## BEGIN
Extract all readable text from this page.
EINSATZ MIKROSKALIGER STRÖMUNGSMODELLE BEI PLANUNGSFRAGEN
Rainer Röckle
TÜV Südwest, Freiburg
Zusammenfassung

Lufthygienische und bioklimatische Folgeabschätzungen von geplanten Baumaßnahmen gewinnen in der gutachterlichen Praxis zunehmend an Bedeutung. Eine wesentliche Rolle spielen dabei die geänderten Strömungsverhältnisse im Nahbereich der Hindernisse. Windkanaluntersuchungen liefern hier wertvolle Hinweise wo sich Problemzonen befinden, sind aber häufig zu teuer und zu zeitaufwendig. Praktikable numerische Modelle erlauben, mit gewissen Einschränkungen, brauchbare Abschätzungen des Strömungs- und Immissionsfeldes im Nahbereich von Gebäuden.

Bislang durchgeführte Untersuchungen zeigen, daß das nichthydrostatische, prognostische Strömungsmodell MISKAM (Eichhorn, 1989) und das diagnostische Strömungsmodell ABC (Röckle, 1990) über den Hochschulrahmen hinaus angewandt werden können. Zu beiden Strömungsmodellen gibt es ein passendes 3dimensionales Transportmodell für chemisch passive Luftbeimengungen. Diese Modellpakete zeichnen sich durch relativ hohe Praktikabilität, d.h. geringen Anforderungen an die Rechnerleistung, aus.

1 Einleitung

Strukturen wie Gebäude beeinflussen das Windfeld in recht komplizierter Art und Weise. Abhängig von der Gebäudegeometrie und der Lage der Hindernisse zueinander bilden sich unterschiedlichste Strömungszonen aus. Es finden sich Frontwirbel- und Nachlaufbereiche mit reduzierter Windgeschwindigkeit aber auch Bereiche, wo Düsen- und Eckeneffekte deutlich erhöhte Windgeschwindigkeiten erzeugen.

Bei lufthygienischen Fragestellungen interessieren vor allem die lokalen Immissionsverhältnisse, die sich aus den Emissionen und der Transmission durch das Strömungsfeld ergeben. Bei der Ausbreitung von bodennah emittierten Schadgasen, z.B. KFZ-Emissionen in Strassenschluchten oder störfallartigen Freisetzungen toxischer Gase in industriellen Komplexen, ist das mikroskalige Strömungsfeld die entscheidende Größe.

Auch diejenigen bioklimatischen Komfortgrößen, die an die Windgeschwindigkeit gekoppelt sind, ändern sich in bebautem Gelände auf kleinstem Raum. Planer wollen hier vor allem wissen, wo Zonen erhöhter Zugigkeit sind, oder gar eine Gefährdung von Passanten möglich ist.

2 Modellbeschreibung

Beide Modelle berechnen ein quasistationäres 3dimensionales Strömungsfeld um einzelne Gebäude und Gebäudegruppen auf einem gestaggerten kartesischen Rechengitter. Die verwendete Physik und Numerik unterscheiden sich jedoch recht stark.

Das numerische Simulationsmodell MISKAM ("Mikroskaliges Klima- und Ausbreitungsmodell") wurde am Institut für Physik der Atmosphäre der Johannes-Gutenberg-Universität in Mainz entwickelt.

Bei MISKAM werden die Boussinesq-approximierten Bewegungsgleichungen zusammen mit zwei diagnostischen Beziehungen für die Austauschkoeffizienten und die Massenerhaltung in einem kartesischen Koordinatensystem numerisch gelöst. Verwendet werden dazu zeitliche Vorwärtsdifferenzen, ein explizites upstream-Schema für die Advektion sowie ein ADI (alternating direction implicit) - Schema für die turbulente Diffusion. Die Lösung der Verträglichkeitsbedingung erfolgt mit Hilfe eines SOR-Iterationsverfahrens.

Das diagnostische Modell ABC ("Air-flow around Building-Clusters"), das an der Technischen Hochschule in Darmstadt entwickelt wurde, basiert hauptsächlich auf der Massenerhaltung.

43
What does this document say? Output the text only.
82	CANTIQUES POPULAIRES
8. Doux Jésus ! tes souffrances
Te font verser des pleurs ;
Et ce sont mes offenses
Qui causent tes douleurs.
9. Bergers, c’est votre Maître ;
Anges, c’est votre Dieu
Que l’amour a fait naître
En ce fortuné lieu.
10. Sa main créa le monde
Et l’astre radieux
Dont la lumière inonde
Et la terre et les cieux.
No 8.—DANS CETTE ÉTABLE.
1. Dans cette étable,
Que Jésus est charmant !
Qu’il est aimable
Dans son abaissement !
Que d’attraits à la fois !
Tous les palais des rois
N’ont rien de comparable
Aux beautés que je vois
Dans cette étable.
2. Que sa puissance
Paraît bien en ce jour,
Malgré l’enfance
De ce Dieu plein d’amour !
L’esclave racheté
## END
#### [REQUEST]
Copy all lines from the material that hold "MISKAM".

#### [OUTPUT OF THE EXERCISE]
Bislang durchgeführte Untersuchungen zeigen, daß das nichthydrostatische, prognostische Strömungsmodell MISKAM (Eichhorn, 1989) und das diagnostische Strömungsmodell ABC (Röckle, 1990) über den Hochschulrahmen hinaus angewandt werden können. Zu beiden Strömungsmodellen gibt es ein passendes 3dimensionales Transportmodell für chemisch passive Luftbeimengungen. Diese Modellpakete zeichnen sich durch relativ hohe Praktikabilität, d.h. geringen Anforderungen an die Rechnerleistung, aus.
Das numerische Simulationsmodell MISKAM ("Mikroskaliges Klima- und Ausbreitungsmodell") wurde am Institut für Physik der Atmosphäre der Johannes-Gutenberg-Universität in Mainz entwickelt.
Bei MISKAM werden die Boussinesq-approximierten Bewegungsgleichungen zusammen mit zwei diagnostischen Beziehungen für die Austauschkoeffizienten und die Massenerhaltung in einem kartesischen Koordinatensystem numerisch gelöst. Verwendet werden dazu zeitliche Vorwärtsdifferenzen, ein explizites upstream-Schema für die Advektion sowie ein ADI (alternating direction implicit) - Schema für die turbulente Diffusion. Die Lösung der Verträglichkeitsbedingung erfolgt mit Hilfe eines SOR-Iterationsverfahrens.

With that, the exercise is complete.